-------- Dataset content

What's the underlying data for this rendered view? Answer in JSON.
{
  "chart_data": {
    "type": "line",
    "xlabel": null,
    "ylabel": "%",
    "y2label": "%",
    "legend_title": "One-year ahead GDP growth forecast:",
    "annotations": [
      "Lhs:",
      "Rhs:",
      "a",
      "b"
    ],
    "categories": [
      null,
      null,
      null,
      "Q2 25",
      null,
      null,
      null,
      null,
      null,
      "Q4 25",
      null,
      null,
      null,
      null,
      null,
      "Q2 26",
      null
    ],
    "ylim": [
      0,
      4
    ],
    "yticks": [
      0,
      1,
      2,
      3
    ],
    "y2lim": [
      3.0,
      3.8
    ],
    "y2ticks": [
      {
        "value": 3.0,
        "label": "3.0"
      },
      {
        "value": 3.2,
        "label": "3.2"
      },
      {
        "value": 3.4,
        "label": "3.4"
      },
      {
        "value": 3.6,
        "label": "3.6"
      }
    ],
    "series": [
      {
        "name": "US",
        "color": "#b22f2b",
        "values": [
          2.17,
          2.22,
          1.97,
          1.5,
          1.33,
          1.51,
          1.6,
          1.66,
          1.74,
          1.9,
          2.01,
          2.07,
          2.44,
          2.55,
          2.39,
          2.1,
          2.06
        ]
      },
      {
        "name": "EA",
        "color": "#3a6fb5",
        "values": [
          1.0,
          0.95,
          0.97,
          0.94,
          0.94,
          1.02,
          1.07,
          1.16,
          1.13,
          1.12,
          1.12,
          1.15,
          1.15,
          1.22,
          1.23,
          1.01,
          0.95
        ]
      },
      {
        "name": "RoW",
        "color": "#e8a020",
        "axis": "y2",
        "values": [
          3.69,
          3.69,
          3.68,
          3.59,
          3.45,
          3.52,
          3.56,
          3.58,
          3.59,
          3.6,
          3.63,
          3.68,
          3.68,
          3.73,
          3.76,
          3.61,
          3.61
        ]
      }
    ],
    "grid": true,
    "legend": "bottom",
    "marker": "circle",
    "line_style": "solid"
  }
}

----------------

Lines in the records that hold the word "color" are to be counted; give only the total.

### Response to this task
3